Locate each line containing the string "Testamentum" and copy it out.
BEGIN Task input
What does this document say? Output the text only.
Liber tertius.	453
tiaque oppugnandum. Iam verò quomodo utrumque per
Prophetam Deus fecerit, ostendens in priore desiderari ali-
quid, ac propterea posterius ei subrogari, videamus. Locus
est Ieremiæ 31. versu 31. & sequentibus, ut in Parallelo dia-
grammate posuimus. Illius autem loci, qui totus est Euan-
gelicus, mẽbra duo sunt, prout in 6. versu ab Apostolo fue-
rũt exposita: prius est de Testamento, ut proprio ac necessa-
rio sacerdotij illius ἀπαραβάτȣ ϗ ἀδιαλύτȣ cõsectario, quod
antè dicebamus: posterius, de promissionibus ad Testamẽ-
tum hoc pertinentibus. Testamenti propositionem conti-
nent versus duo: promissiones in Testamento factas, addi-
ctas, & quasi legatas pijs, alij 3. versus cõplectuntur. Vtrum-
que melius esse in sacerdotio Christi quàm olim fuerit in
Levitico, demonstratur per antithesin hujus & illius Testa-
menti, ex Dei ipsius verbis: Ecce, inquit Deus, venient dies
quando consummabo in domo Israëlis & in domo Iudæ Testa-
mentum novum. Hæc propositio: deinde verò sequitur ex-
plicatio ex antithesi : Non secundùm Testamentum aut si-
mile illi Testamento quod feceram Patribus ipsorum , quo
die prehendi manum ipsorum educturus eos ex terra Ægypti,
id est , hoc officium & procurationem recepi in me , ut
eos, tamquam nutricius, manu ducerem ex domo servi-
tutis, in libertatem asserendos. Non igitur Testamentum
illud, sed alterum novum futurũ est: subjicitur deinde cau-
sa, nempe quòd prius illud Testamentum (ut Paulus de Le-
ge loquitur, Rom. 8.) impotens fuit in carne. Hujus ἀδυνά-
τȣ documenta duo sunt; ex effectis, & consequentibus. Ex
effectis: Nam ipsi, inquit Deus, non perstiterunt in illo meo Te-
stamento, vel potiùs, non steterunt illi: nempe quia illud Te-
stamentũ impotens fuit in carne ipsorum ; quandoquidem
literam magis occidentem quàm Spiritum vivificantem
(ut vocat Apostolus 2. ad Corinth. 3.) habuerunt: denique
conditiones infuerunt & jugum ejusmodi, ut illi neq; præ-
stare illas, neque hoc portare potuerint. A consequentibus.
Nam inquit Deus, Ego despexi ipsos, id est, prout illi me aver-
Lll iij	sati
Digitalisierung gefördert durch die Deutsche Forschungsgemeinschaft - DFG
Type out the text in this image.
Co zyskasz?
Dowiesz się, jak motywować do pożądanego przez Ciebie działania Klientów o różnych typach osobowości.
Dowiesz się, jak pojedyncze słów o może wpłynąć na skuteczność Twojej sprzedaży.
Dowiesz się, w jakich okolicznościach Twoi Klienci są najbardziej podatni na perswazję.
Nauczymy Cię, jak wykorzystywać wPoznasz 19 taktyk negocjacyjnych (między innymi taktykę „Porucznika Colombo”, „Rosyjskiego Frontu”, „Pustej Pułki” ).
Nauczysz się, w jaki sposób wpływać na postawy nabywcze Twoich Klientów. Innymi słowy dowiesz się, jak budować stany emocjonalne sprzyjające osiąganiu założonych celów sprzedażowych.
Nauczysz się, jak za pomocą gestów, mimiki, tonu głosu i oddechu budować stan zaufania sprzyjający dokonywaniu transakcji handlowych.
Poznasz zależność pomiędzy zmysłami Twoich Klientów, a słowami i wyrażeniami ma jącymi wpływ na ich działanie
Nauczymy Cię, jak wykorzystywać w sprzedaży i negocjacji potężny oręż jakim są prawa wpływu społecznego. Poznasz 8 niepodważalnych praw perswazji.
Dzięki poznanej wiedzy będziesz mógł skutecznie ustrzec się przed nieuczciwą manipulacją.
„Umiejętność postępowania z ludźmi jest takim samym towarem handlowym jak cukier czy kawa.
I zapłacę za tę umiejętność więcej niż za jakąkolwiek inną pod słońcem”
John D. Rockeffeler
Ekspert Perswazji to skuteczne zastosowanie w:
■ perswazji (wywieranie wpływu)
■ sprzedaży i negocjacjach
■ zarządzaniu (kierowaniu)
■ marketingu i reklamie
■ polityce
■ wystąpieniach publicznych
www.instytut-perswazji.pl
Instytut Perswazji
END Task input
### Solution for this task
plicatio ex antithesi : Non secundùm Testamentum aut si-
tutis, in libertatem asserendos. Non igitur Testamentum
sa, nempe quòd prius illud Testamentum (ut Paulus de Le-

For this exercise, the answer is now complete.